Your objective: Turn every line of the entries below into a numbered list, omitting any blank lines.

━━━━

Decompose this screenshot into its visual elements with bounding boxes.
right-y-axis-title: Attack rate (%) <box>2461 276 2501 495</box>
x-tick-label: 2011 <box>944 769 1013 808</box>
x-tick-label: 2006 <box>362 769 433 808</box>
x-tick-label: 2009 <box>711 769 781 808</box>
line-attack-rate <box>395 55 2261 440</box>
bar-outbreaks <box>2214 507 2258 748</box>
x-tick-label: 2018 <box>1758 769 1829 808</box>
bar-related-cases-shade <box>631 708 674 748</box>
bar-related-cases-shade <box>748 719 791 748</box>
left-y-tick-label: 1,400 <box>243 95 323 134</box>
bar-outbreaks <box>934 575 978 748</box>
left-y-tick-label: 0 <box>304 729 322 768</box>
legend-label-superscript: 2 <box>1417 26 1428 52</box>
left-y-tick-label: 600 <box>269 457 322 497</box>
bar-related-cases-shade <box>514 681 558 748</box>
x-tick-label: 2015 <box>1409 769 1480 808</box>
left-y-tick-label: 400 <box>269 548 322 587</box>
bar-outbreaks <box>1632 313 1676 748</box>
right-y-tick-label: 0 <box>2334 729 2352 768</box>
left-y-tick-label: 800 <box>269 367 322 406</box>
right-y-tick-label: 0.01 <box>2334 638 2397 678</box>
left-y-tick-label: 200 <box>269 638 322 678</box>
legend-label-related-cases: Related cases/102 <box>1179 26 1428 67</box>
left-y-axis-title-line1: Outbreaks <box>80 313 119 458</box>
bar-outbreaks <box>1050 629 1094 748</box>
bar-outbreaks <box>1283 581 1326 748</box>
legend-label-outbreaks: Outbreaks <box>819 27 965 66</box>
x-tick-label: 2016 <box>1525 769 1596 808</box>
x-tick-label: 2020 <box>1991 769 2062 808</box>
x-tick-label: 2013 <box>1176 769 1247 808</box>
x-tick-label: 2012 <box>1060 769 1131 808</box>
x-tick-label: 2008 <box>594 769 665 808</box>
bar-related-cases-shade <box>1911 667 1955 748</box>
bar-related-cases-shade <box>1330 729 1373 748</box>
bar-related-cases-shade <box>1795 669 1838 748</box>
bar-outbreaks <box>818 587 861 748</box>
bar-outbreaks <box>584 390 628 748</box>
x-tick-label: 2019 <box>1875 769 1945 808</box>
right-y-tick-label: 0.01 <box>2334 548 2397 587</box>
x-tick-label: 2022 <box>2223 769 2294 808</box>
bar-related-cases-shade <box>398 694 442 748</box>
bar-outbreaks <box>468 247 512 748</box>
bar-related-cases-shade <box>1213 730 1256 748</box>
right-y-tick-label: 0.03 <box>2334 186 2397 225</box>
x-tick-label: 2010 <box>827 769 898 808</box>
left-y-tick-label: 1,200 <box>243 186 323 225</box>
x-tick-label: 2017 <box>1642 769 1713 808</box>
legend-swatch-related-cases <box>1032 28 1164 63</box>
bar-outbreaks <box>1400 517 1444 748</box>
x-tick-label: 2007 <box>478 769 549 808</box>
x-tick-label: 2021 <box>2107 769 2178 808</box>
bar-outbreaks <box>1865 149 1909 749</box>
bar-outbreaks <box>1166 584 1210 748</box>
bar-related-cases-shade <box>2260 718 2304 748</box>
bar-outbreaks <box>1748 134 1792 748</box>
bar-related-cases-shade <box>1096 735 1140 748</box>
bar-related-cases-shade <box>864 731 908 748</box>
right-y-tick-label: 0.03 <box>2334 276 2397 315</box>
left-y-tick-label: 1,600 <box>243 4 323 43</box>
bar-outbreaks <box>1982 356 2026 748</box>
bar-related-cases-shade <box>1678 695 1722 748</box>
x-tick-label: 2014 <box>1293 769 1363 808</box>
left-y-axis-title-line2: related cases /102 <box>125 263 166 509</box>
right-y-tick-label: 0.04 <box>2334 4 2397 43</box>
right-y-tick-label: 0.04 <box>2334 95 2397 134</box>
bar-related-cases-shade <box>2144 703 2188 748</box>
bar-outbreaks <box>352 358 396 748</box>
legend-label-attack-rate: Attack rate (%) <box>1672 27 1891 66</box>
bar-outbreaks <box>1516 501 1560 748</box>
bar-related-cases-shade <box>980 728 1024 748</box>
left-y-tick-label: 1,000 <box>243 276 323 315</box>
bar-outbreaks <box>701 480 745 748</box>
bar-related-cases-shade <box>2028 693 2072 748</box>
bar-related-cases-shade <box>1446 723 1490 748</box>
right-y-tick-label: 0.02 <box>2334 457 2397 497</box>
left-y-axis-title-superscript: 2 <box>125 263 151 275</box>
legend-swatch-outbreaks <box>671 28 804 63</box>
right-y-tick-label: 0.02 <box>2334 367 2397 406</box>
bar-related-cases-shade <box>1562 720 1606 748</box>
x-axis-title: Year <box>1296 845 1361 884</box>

━━━━

Task result:
1. Decompose this screenshot into its visual elements with bounding boxes.
2. right-y-axis-title: Attack rate (%) <box>2461 276 2501 495</box>
3. x-tick-label: 2011 <box>944 769 1013 808</box>
4. x-tick-label: 2006 <box>362 769 433 808</box>
5. x-tick-label: 2009 <box>711 769 781 808</box>
6. line-attack-rate <box>395 55 2261 440</box>
7. bar-outbreaks <box>2214 507 2258 748</box>
8. x-tick-label: 2018 <box>1758 769 1829 808</box>
9. bar-related-cases-shade <box>631 708 674 748</box>
10. bar-related-cases-shade <box>748 719 791 748</box>
11. left-y-tick-label: 1,400 <box>243 95 323 134</box>
12. bar-outbreaks <box>934 575 978 748</box>
13. left-y-tick-label: 0 <box>304 729 322 768</box>
14. legend-label-superscript: 2 <box>1417 26 1428 52</box>
15. left-y-tick-label: 600 <box>269 457 322 497</box>
16. bar-related-cases-shade <box>514 681 558 748</box>
17. x-tick-label: 2015 <box>1409 769 1480 808</box>
18. left-y-tick-label: 400 <box>269 548 322 587</box>
19. bar-outbreaks <box>1632 313 1676 748</box>
20. right-y-tick-label: 0 <box>2334 729 2352 768</box>
21. left-y-tick-label: 800 <box>269 367 322 406</box>
22. right-y-tick-label: 0.01 <box>2334 638 2397 678</box>
23. left-y-tick-label: 200 <box>269 638 322 678</box>
24. legend-label-related-cases: Related cases/102 <box>1179 26 1428 67</box>
25. left-y-axis-title-line1: Outbreaks <box>80 313 119 458</box>
26. bar-outbreaks <box>1050 629 1094 748</box>
27. bar-outbreaks <box>1283 581 1326 748</box>
28. legend-label-outbreaks: Outbreaks <box>819 27 965 66</box>
29. x-tick-label: 2016 <box>1525 769 1596 808</box>
30. x-tick-label: 2020 <box>1991 769 2062 808</box>
31. x-tick-label: 2013 <box>1176 769 1247 808</box>
32. x-tick-label: 2012 <box>1060 769 1131 808</box>
33. x-tick-label: 2008 <box>594 769 665 808</box>
34. bar-related-cases-shade <box>1911 667 1955 748</box>
35. bar-related-cases-shade <box>1330 729 1373 748</box>
36. bar-related-cases-shade <box>1795 669 1838 748</box>
37. bar-outbreaks <box>818 587 861 748</box>
38. bar-outbreaks <box>584 390 628 748</box>
39. x-tick-label: 2019 <box>1875 769 1945 808</box>
40. right-y-tick-label: 0.01 <box>2334 548 2397 587</box>
41. x-tick-label: 2022 <box>2223 769 2294 808</box>
42. bar-related-cases-shade <box>398 694 442 748</box>
43. bar-outbreaks <box>468 247 512 748</box>
44. bar-related-cases-shade <box>1213 730 1256 748</box>
45. right-y-tick-label: 0.03 <box>2334 186 2397 225</box>
46. x-tick-label: 2010 <box>827 769 898 808</box>
47. left-y-tick-label: 1,200 <box>243 186 323 225</box>
48. x-tick-label: 2017 <box>1642 769 1713 808</box>
49. legend-swatch-related-cases <box>1032 28 1164 63</box>
50. bar-outbreaks <box>1400 517 1444 748</box>
51. x-tick-label: 2007 <box>478 769 549 808</box>
52. x-tick-label: 2021 <box>2107 769 2178 808</box>
53. bar-outbreaks <box>1865 149 1909 749</box>
54. bar-outbreaks <box>1166 584 1210 748</box>
55. bar-related-cases-shade <box>2260 718 2304 748</box>
56. bar-outbreaks <box>1748 134 1792 748</box>
57. bar-related-cases-shade <box>1096 735 1140 748</box>
58. bar-related-cases-shade <box>864 731 908 748</box>
59. right-y-tick-label: 0.03 <box>2334 276 2397 315</box>
60. left-y-tick-label: 1,600 <box>243 4 323 43</box>
61. bar-outbreaks <box>1982 356 2026 748</box>
62. bar-related-cases-shade <box>1678 695 1722 748</box>
63. x-tick-label: 2014 <box>1293 769 1363 808</box>
64. left-y-axis-title-line2: related cases /102 <box>125 263 166 509</box>
65. right-y-tick-label: 0.04 <box>2334 4 2397 43</box>
66. right-y-tick-label: 0.04 <box>2334 95 2397 134</box>
67. bar-related-cases-shade <box>2144 703 2188 748</box>
68. bar-outbreaks <box>352 358 396 748</box>
69. legend-label-attack-rate: Attack rate (%) <box>1672 27 1891 66</box>
70. bar-outbreaks <box>1516 501 1560 748</box>
71. bar-related-cases-shade <box>980 728 1024 748</box>
72. left-y-tick-label: 1,000 <box>243 276 323 315</box>
73. bar-outbreaks <box>701 480 745 748</box>
74. bar-related-cases-shade <box>2028 693 2072 748</box>
75. bar-related-cases-shade <box>1446 723 1490 748</box>
76. right-y-tick-label: 0.02 <box>2334 457 2397 497</box>
77. left-y-axis-title-superscript: 2 <box>125 263 151 275</box>
78. legend-swatch-outbreaks <box>671 28 804 63</box>
79. right-y-tick-label: 0.02 <box>2334 367 2397 406</box>
80. bar-related-cases-shade <box>1562 720 1606 748</box>
81. x-axis-title: Year <box>1296 845 1361 884</box>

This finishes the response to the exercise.